■ **DOCUMENT TEXT**
----
The Cantor Set is constructed in the following way:

Start with the interval [0,1]. Next, remove the open middle third interval, which gives you two line segments [0,1/3] and [2/3,1]. Again, remove the middle third for each remaining interval, which leaves you now with 4 intervals. Repeat this final step ad infinitum.

Cantor_set_binary_tree.svg.png

The points in [0,1] that do not eventually get removed in the procedure form the Cantor set.

How many points are there in the Cantor Set?

Consider the diagram below:

Screen Shot 2017-02-21 at 8.05.41 PM.png

An interval from each step has been coloured in red, and each red interval (apart from the top one) lies underneath another red interval. This nested sequence shrinks down to a point, which is contained in every one of the red intervals, and hence is a member of the Cantor set. In fact, each point in the Cantor set corresponds to a unique infinite sequence of nested intervals.

To label a point in the Cantor set according to the path of red intervals that is taken to reach it, label each point by an infinite sequence consisting of 0s and 1s.

A 0 in the nth position symbolises that the point lies in the left hand interval after the nth stage in the Cantor process.
----
■ **GIVEN INFORMATION**

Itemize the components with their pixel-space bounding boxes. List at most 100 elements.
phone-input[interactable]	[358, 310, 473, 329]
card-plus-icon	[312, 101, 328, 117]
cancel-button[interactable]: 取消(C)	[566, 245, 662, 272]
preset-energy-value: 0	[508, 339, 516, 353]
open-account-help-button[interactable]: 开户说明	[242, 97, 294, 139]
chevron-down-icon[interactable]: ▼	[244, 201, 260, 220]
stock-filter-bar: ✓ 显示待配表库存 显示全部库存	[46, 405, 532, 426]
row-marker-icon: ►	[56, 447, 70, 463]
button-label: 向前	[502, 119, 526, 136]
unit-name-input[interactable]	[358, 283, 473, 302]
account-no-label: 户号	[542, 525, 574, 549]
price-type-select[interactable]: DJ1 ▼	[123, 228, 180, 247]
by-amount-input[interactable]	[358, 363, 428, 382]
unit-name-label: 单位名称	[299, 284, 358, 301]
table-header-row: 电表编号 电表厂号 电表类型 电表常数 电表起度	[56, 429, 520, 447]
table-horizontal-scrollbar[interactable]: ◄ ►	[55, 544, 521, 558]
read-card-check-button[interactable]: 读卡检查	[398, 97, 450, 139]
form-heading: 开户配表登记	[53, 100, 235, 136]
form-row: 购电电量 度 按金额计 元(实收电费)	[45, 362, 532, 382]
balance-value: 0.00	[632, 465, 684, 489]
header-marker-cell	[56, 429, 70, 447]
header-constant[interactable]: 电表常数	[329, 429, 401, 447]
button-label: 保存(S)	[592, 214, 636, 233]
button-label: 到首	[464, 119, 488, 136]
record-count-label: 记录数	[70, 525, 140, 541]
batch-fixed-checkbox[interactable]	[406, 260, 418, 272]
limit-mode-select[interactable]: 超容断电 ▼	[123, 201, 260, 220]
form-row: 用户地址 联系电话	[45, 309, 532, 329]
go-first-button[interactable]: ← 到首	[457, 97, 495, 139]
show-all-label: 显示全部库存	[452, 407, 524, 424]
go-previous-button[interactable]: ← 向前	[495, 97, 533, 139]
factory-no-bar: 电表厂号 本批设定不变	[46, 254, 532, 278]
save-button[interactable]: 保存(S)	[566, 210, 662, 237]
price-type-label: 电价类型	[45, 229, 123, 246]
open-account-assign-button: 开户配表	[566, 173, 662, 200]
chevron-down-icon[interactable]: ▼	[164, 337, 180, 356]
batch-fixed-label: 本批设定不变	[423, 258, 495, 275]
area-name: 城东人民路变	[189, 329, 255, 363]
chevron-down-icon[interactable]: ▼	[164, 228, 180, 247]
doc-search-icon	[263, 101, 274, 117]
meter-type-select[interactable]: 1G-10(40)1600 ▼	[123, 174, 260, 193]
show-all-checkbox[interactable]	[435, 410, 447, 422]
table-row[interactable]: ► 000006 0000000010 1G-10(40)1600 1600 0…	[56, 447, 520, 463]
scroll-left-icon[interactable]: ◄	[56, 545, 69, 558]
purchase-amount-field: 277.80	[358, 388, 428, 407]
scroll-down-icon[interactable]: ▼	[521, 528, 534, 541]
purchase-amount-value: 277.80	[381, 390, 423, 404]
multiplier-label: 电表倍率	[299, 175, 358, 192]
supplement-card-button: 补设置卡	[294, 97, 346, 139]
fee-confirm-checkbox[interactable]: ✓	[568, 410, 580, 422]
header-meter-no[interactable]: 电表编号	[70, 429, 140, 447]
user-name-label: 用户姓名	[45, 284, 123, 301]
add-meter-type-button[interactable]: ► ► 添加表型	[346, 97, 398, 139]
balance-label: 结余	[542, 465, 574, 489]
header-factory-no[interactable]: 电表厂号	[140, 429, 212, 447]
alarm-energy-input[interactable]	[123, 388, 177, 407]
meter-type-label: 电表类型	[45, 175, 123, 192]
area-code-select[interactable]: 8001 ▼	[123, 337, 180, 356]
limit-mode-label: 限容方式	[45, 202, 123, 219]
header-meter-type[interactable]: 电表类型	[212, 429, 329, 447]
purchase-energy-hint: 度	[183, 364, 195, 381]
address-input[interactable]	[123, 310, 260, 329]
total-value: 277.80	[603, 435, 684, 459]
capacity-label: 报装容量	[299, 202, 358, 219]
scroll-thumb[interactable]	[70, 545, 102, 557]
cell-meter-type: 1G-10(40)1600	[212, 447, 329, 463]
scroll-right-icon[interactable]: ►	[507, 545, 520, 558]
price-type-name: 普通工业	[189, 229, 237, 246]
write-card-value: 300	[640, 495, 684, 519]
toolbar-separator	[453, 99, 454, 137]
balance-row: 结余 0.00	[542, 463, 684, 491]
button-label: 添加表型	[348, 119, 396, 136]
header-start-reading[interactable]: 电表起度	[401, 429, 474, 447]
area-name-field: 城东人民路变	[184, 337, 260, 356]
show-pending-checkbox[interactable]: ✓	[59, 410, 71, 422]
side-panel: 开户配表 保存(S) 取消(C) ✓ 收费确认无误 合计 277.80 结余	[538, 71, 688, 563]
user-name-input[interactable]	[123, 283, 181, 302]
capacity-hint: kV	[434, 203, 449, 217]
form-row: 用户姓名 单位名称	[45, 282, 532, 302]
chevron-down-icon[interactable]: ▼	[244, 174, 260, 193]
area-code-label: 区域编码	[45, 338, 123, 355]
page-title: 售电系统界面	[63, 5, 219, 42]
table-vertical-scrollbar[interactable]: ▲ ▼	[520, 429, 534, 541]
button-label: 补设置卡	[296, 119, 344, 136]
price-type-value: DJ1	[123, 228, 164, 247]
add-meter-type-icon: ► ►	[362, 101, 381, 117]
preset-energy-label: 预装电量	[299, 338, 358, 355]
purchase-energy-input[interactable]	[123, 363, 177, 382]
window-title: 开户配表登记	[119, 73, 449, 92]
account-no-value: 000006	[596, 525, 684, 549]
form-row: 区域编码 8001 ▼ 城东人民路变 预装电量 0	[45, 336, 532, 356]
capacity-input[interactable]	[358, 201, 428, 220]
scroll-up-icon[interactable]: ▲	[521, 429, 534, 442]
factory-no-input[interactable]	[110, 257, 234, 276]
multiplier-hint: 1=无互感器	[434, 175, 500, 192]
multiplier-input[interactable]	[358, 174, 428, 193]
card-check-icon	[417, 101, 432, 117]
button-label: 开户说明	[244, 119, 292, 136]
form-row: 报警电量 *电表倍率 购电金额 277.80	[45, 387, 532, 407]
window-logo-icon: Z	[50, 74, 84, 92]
----
■ **GOAL 1**
Summarize the Cantor set passage in two sentences.
■ **GOAL 2**
Output the part of the Cantor set passage that begins at the words "How many points" and stops after the words "of nested intervals.".

■ **WORKED ANSWER 1**
The Cantor set is formed by starting with the interval [0,1], removing the open middle third, and then removing the middle third of every remaining interval forever, so the set consists of the points that are never removed. Each point in the set corresponds to a unique infinite sequence of nested intervals and can be labeled by an infinite sequence of 0s and 1s, where a 0 in the nth position means the point lies in the left-hand interval after the nth stage.

■ **WORKED ANSWER 2**
How many points are there in the Cantor Set?

Consider the diagram below:

Screen Shot 2017-02-21 at 8.05.41 PM.png

An interval from each step has been coloured in red, and each red interval (apart from the top one) lies underneath another red interval. This nested sequence shrinks down to a point, which is contained in every one of the red intervals, and hence is a member of the Cantor set. In fact, each point in the Cantor set corresponds to a unique infinite sequence of nested intervals.